[Figure record extracts]
|---|
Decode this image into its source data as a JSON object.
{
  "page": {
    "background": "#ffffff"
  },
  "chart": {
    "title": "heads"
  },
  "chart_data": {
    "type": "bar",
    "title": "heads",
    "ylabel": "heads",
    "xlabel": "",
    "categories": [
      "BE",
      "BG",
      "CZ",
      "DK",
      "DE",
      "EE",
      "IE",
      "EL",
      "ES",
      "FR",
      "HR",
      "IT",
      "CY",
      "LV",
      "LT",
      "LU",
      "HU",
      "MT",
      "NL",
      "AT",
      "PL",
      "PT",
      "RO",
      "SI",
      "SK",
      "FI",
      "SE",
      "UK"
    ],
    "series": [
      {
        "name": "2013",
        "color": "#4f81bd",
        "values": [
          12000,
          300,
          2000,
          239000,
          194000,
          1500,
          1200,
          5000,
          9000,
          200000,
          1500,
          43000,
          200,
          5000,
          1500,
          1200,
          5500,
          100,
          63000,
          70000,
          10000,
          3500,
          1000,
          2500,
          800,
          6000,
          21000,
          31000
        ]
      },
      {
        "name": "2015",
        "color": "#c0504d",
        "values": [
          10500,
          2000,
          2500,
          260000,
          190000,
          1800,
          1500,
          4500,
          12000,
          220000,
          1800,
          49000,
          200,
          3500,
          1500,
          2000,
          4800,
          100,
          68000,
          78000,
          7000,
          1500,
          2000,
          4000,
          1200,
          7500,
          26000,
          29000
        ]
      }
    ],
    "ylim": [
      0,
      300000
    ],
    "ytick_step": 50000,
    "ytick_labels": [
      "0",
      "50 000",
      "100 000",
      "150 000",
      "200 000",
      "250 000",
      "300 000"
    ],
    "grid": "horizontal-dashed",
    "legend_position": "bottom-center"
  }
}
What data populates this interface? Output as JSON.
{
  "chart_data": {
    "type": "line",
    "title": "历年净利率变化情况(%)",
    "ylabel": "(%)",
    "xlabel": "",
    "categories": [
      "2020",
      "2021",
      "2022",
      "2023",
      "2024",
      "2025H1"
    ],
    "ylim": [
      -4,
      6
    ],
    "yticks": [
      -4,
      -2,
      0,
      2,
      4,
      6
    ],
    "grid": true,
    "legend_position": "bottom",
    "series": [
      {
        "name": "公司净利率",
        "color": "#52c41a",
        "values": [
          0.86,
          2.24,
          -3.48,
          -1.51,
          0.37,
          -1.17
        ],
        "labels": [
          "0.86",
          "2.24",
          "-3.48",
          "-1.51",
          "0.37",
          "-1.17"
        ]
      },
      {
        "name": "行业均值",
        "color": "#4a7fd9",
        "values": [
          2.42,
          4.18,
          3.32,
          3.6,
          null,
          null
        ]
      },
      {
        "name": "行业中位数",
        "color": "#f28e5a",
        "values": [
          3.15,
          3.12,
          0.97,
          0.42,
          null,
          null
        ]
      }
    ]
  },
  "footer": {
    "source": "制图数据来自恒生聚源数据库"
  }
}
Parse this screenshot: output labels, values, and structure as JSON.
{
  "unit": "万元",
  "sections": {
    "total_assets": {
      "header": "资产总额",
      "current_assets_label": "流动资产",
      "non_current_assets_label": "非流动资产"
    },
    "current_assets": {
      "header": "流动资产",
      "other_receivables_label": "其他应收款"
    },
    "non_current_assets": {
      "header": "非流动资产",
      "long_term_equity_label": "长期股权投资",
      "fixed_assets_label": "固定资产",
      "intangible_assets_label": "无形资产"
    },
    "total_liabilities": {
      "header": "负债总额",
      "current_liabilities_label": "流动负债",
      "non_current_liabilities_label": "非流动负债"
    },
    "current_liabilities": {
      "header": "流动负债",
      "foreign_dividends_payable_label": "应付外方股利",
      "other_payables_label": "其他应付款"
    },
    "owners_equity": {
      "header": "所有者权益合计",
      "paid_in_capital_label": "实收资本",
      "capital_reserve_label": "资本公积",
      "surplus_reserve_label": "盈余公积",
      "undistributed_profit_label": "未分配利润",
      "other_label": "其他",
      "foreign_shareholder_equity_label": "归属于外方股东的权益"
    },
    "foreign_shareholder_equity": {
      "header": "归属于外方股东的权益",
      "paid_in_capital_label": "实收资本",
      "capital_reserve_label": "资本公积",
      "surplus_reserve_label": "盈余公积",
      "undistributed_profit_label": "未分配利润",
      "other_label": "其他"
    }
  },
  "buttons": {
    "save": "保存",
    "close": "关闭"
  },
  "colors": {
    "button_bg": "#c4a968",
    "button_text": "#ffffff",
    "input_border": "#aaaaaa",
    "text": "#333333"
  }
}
|---|
(What is required):
Restate every line of the data word for word.

(Task response):
Decode this image into its source data as a JSON object.
{
  "page": {
    "background": "#ffffff"
  },
  "chart": {
    "title": "heads"
  },
  "chart_data": {
    "type": "bar",
    "title": "heads",
    "ylabel": "heads",
    "xlabel": "",
    "categories": [
      "BE",
      "BG",
      "CZ",
      "DK",
      "DE",
      "EE",
      "IE",
      "EL",
      "ES",
      "FR",
      "HR",
      "IT",
      "CY",
      "LV",
      "LT",
      "LU",
      "HU",
      "MT",
      "NL",
      "AT",
      "PL",
      "PT",
      "RO",
      "SI",
      "SK",
      "FI",
      "SE",
      "UK"
    ],
    "series": [
      {
        "name": "2013",
        "color": "#4f81bd",
        "values": [
          12000,
          300,
          2000,
          239000,
          194000,
          1500,
          1200,
          5000,
          9000,
          200000,
          1500,
          43000,
          200,
          5000,
          1500,
          1200,
          5500,
          100,
          63000,
          70000,
          10000,
          3500,
          1000,
          2500,
          800,
          6000,
          21000,
          31000
        ]
      },
      {
        "name": "2015",
        "color": "#c0504d",
        "values": [
          10500,
          2000,
          2500,
          260000,
          190000,
          1800,
          1500,
          4500,
          12000,
          220000,
          1800,
          49000,
          200,
          3500,
          1500,
          2000,
          4800,
          100,
          68000,
          78000,
          7000,
          1500,
          2000,
          4000,
          1200,
          7500,
          26000,
          29000
        ]
      }
    ],
    "ylim": [
      0,
      300000
    ],
    "ytick_step": 50000,
    "ytick_labels": [
      "0",
      "50 000",
      "100 000",
      "150 000",
      "200 000",
      "250 000",
      "300 000"
    ],
    "grid": "horizontal-dashed",
    "legend_position": "bottom-center"
  }
}
What data populates this interface? Output as JSON.
{
  "chart_data": {
    "type": "line",
    "title": "历年净利率变化情况(%)",
    "ylabel": "(%)",
    "xlabel": "",
    "categories": [
      "2020",
      "2021",
      "2022",
      "2023",
      "2024",
      "2025H1"
    ],
    "ylim": [
      -4,
      6
    ],
    "yticks": [
      -4,
      -2,
      0,
      2,
      4,
      6
    ],
    "grid": true,
    "legend_position": "bottom",
    "series": [
      {
        "name": "公司净利率",
        "color": "#52c41a",
        "values": [
          0.86,
          2.24,
          -3.48,
          -1.51,
          0.37,
          -1.17
        ],
        "labels": [
          "0.86",
          "2.24",
          "-3.48",
          "-1.51",
          "0.37",
          "-1.17"
        ]
      },
      {
        "name": "行业均值",
        "color": "#4a7fd9",
        "values": [
          2.42,
          4.18,
          3.32,
          3.6,
          null,
          null
        ]
      },
      {
        "name": "行业中位数",
        "color": "#f28e5a",
        "values": [
          3.15,
          3.12,
          0.97,
          0.42,
          null,
          null
        ]
      }
    ]
  },
  "footer": {
    "source": "制图数据来自恒生聚源数据库"
  }
}
Parse this screenshot: output labels, values, and structure as JSON.
{
  "unit": "万元",
  "sections": {
    "total_assets": {
      "header": "资产总额",
      "current_assets_label": "流动资产",
      "non_current_assets_label": "非流动资产"
    },
    "current_assets": {
      "header": "流动资产",
      "other_receivables_label": "其他应收款"
    },
    "non_current_assets": {
      "header": "非流动资产",
      "long_term_equity_label": "长期股权投资",
      "fixed_assets_label": "固定资产",
      "intangible_assets_label": "无形资产"
    },
    "total_liabilities": {
      "header": "负债总额",
      "current_liabilities_label": "流动负债",
      "non_current_liabilities_label": "非流动负债"
    },
    "current_liabilities": {
      "header": "流动负债",
      "foreign_dividends_payable_label": "应付外方股利",
      "other_payables_label": "其他应付款"
    },
    "owners_equity": {
      "header": "所有者权益合计",
      "paid_in_capital_label": "实收资本",
      "capital_reserve_label": "资本公积",
      "surplus_reserve_label": "盈余公积",
      "undistributed_profit_label": "未分配利润",
      "other_label": "其他",
      "foreign_shareholder_equity_label": "归属于外方股东的权益"
    },
    "foreign_shareholder_equity": {
      "header": "归属于外方股东的权益",
      "paid_in_capital_label": "实收资本",
      "capital_reserve_label": "资本公积",
      "surplus_reserve_label": "盈余公积",
      "undistributed_profit_label": "未分配利润",
      "other_label": "其他"
    }
  },
  "buttons": {
    "save": "保存",
    "close": "关闭"
  },
  "colors": {
    "button_bg": "#c4a968",
    "button_text": "#ffffff",
    "input_border": "#aaaaaa",
    "text": "#333333"
  }
}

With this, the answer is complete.